*Written exercise:* Put each line of the records below into a JSON list of strings, one string per line, and leave out any blank lines.

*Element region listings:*

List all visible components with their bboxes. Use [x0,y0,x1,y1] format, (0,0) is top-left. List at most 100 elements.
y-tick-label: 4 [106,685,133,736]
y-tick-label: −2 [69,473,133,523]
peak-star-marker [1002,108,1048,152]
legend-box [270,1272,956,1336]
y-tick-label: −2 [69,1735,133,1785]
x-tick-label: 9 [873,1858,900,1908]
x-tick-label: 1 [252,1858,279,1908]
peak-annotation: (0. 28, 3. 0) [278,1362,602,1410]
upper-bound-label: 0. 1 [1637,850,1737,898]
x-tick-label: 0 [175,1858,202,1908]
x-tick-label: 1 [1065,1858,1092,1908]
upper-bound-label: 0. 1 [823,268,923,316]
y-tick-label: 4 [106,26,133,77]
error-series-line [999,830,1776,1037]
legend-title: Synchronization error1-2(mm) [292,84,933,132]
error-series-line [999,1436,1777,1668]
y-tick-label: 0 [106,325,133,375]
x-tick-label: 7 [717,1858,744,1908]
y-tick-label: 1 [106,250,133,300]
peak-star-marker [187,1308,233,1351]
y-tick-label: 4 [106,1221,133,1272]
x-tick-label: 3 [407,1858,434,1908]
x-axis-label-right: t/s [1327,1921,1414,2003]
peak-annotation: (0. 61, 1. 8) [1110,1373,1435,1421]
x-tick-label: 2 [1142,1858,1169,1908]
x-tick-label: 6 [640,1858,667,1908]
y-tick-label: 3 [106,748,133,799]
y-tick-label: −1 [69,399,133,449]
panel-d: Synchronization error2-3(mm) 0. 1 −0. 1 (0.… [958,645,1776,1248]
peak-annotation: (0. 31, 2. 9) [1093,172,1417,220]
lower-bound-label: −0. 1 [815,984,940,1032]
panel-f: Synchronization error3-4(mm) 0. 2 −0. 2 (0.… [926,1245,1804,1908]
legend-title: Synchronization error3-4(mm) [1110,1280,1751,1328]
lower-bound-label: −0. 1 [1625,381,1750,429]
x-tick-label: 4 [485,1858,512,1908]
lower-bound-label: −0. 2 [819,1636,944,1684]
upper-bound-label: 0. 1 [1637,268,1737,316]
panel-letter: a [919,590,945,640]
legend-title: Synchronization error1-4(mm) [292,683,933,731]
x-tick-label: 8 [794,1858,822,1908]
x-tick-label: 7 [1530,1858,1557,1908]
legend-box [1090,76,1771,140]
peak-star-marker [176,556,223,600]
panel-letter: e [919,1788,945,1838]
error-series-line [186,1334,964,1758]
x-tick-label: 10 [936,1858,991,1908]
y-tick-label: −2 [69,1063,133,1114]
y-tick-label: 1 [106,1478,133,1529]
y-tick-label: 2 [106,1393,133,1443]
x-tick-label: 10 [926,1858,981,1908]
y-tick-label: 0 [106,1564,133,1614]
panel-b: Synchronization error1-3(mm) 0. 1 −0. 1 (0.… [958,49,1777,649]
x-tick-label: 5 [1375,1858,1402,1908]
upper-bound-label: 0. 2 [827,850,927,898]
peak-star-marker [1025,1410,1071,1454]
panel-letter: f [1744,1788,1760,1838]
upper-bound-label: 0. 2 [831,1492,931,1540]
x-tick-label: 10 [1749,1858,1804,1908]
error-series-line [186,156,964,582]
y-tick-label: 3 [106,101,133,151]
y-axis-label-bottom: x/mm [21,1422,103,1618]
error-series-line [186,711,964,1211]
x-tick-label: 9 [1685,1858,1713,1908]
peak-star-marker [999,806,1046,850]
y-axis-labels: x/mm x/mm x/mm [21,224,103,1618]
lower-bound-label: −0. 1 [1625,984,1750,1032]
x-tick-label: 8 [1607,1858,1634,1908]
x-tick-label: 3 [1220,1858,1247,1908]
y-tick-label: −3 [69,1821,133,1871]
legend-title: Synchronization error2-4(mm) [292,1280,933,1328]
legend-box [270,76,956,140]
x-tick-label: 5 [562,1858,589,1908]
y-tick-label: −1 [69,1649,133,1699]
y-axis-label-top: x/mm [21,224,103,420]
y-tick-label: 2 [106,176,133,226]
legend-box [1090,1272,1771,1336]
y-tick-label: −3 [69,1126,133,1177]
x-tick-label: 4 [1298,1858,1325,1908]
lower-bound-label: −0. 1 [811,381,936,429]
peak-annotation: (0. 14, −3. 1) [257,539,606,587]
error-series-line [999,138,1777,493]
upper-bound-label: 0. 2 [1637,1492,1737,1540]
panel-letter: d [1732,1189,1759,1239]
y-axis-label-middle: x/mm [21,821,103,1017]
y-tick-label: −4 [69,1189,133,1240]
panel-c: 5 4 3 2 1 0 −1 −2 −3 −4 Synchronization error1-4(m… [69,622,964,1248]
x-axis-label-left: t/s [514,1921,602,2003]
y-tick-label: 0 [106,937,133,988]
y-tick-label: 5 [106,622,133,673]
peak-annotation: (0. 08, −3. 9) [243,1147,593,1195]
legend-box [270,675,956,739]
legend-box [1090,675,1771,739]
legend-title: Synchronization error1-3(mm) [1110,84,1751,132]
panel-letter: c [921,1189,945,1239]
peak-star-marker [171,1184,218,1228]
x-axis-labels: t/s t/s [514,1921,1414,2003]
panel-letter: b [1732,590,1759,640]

*The answer:*
[
  "List all visible components with their bboxes. Use [x0,y0,x1,y1] format, (0,0) is top-left. List at most 100 elements.",
  "y-tick-label: 4 [106,685,133,736]",
  "y-tick-label: −2 [69,473,133,523]",
  "peak-star-marker [1002,108,1048,152]",
  "legend-box [270,1272,956,1336]",
  "y-tick-label: −2 [69,1735,133,1785]",
  "x-tick-label: 9 [873,1858,900,1908]",
  "x-tick-label: 1 [252,1858,279,1908]",
  "peak-annotation: (0. 28, 3. 0) [278,1362,602,1410]",
  "upper-bound-label: 0. 1 [1637,850,1737,898]",
  "x-tick-label: 0 [175,1858,202,1908]",
  "x-tick-label: 1 [1065,1858,1092,1908]",
  "upper-bound-label: 0. 1 [823,268,923,316]",
  "y-tick-label: 4 [106,26,133,77]",
  "error-series-line [999,830,1776,1037]",
  "legend-title: Synchronization error1-2(mm) [292,84,933,132]",
  "error-series-line [999,1436,1777,1668]",
  "y-tick-label: 0 [106,325,133,375]",
  "x-tick-label: 7 [717,1858,744,1908]",
  "y-tick-label: 1 [106,250,133,300]",
  "peak-star-marker [187,1308,233,1351]",
  "y-tick-label: 4 [106,1221,133,1272]",
  "x-tick-label: 3 [407,1858,434,1908]",
  "x-axis-label-right: t/s [1327,1921,1414,2003]",
  "peak-annotation: (0. 61, 1. 8) [1110,1373,1435,1421]",
  "x-tick-label: 2 [1142,1858,1169,1908]",
  "x-tick-label: 6 [640,1858,667,1908]",
  "y-tick-label: 3 [106,748,133,799]",
  "y-tick-label: −1 [69,399,133,449]",
  "panel-d: Synchronization error2-3(mm) 0. 1 −0. 1 (0.… [958,645,1776,1248]",
  "peak-annotation: (0. 31, 2. 9) [1093,172,1417,220]",
  "lower-bound-label: −0. 1 [815,984,940,1032]",
  "panel-f: Synchronization error3-4(mm) 0. 2 −0. 2 (0.… [926,1245,1804,1908]",
  "legend-title: Synchronization error3-4(mm) [1110,1280,1751,1328]",
  "lower-bound-label: −0. 1 [1625,381,1750,429]",
  "x-tick-label: 4 [485,1858,512,1908]",
  "lower-bound-label: −0. 2 [819,1636,944,1684]",
  "upper-bound-label: 0. 1 [1637,268,1737,316]",
  "panel-letter: a [919,590,945,640]",
  "legend-title: Synchronization error1-4(mm) [292,683,933,731]",
  "x-tick-label: 8 [794,1858,822,1908]",
  "x-tick-label: 7 [1530,1858,1557,1908]",
  "legend-box [1090,76,1771,140]",
  "peak-star-marker [176,556,223,600]",
  "panel-letter: e [919,1788,945,1838]",
  "error-series-line [186,1334,964,1758]",
  "x-tick-label: 10 [936,1858,991,1908]",
  "y-tick-label: −2 [69,1063,133,1114]",
  "y-tick-label: 1 [106,1478,133,1529]",
  "y-tick-label: 2 [106,1393,133,1443]",
  "x-tick-label: 10 [926,1858,981,1908]",
  "y-tick-label: 0 [106,1564,133,1614]",
  "panel-b: Synchronization error1-3(mm) 0. 1 −0. 1 (0.… [958,49,1777,649]",
  "x-tick-label: 5 [1375,1858,1402,1908]",
  "upper-bound-label: 0. 2 [827,850,927,898]",
  "peak-star-marker [1025,1410,1071,1454]",
  "panel-letter: f [1744,1788,1760,1838]",
  "upper-bound-label: 0. 2 [831,1492,931,1540]",
  "x-tick-label: 10 [1749,1858,1804,1908]",
  "error-series-line [186,156,964,582]",
  "y-tick-label: 3 [106,101,133,151]",
  "y-axis-label-bottom: x/mm [21,1422,103,1618]",
  "error-series-line [186,711,964,1211]",
  "x-tick-label: 9 [1685,1858,1713,1908]",
  "peak-star-marker [999,806,1046,850]",
  "y-axis-labels: x/mm x/mm x/mm [21,224,103,1618]",
  "lower-bound-label: −0. 1 [1625,984,1750,1032]",
  "x-tick-label: 8 [1607,1858,1634,1908]",
  "x-tick-label: 3 [1220,1858,1247,1908]",
  "y-tick-label: −3 [69,1821,133,1871]",
  "legend-title: Synchronization error2-4(mm) [292,1280,933,1328]",
  "legend-box [270,76,956,140]",
  "x-tick-label: 5 [562,1858,589,1908]",
  "y-tick-label: −1 [69,1649,133,1699]",
  "y-axis-label-top: x/mm [21,224,103,420]",
  "y-tick-label: 2 [106,176,133,226]",
  "legend-box [1090,1272,1771,1336]",
  "y-tick-label: −3 [69,1126,133,1177]",
  "x-tick-label: 4 [1298,1858,1325,1908]",
  "lower-bound-label: −0. 1 [811,381,936,429]",
  "peak-annotation: (0. 14, −3. 1) [257,539,606,587]",
  "error-series-line [999,138,1777,493]",
  "upper-bound-label: 0. 2 [1637,1492,1737,1540]",
  "panel-letter: d [1732,1189,1759,1239]",
  "y-axis-label-middle: x/mm [21,821,103,1017]",
  "y-tick-label: −4 [69,1189,133,1240]",
  "panel-c: 5 4 3 2 1 0 −1 −2 −3 −4 Synchronization error1-4(m… [69,622,964,1248]",
  "x-axis-label-left: t/s [514,1921,602,2003]",
  "y-tick-label: 0 [106,937,133,988]",
  "y-tick-label: 5 [106,622,133,673]",
  "peak-annotation: (0. 08, −3. 9) [243,1147,593,1195]",
  "legend-box [270,675,956,739]",
  "legend-box [1090,675,1771,739]",
  "legend-title: Synchronization error1-3(mm) [1110,84,1751,132]",
  "panel-letter: c [921,1189,945,1239]",
  "peak-star-marker [171,1184,218,1228]",
  "x-axis-labels: t/s t/s [514,1921,1414,2003]",
  "panel-letter: b [1732,590,1759,640]"
]